* Stored entries:
========

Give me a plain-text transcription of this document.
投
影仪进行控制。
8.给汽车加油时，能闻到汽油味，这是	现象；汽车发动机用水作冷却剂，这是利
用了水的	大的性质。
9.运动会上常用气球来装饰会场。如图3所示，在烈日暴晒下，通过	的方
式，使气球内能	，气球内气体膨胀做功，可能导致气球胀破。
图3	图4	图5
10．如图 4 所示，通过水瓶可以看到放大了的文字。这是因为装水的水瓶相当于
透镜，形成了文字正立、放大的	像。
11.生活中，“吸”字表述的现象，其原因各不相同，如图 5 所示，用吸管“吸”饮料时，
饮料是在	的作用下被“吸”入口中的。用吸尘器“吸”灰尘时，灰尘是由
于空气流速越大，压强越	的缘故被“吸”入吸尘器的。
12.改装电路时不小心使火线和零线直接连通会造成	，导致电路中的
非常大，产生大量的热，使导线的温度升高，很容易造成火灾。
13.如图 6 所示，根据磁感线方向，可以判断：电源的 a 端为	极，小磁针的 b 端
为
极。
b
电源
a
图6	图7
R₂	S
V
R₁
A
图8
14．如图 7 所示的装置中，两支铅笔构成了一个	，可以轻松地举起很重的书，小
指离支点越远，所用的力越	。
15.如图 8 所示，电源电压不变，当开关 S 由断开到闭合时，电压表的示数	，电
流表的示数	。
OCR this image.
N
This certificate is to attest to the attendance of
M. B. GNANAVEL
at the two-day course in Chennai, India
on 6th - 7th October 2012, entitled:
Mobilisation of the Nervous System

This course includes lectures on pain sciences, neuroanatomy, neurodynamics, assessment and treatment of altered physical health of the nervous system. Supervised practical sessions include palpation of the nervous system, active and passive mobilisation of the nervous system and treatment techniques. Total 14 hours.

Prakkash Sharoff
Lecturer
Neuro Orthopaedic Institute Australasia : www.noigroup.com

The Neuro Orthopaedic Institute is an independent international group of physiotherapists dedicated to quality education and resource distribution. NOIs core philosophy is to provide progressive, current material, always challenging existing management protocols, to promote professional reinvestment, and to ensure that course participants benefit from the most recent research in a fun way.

========

* Instructions for the task: Extract all the material, leaving every line as it is.

* Result of the task:
Give me a plain-text transcription of this document.
投
影仪进行控制。
8.给汽车加油时，能闻到汽油味，这是	现象；汽车发动机用水作冷却剂，这是利
用了水的	大的性质。
9.运动会上常用气球来装饰会场。如图3所示，在烈日暴晒下，通过	的方
式，使气球内能	，气球内气体膨胀做功，可能导致气球胀破。
图3	图4	图5
10．如图 4 所示，通过水瓶可以看到放大了的文字。这是因为装水的水瓶相当于
透镜，形成了文字正立、放大的	像。
11.生活中，“吸”字表述的现象，其原因各不相同，如图 5 所示，用吸管“吸”饮料时，
饮料是在	的作用下被“吸”入口中的。用吸尘器“吸”灰尘时，灰尘是由
于空气流速越大，压强越	的缘故被“吸”入吸尘器的。
12.改装电路时不小心使火线和零线直接连通会造成	，导致电路中的
非常大，产生大量的热，使导线的温度升高，很容易造成火灾。
13.如图 6 所示，根据磁感线方向，可以判断：电源的 a 端为	极，小磁针的 b 端
为
极。
b
电源
a
图6	图7
R₂	S
V
R₁
A
图8
14．如图 7 所示的装置中，两支铅笔构成了一个	，可以轻松地举起很重的书，小
指离支点越远，所用的力越	。
15.如图 8 所示，电源电压不变，当开关 S 由断开到闭合时，电压表的示数	，电
流表的示数	。
OCR this image.
N
This certificate is to attest to the attendance of
M. B. GNANAVEL
at the two-day course in Chennai, India
on 6th - 7th October 2012, entitled:
Mobilisation of the Nervous System

This course includes lectures on pain sciences, neuroanatomy, neurodynamics, assessment and treatment of altered physical health of the nervous system. Supervised practical sessions include palpation of the nervous system, active and passive mobilisation of the nervous system and treatment techniques. Total 14 hours.

Prakkash Sharoff
Lecturer
Neuro Orthopaedic Institute Australasia : www.noigroup.com

The Neuro Orthopaedic Institute is an independent international group of physiotherapists dedicated to quality education and resource distribution. NOIs core philosophy is to provide progressive, current material, always challenging existing management protocols, to promote professional reinvestment, and to ensure that course participants benefit from the most recent research in a fun way.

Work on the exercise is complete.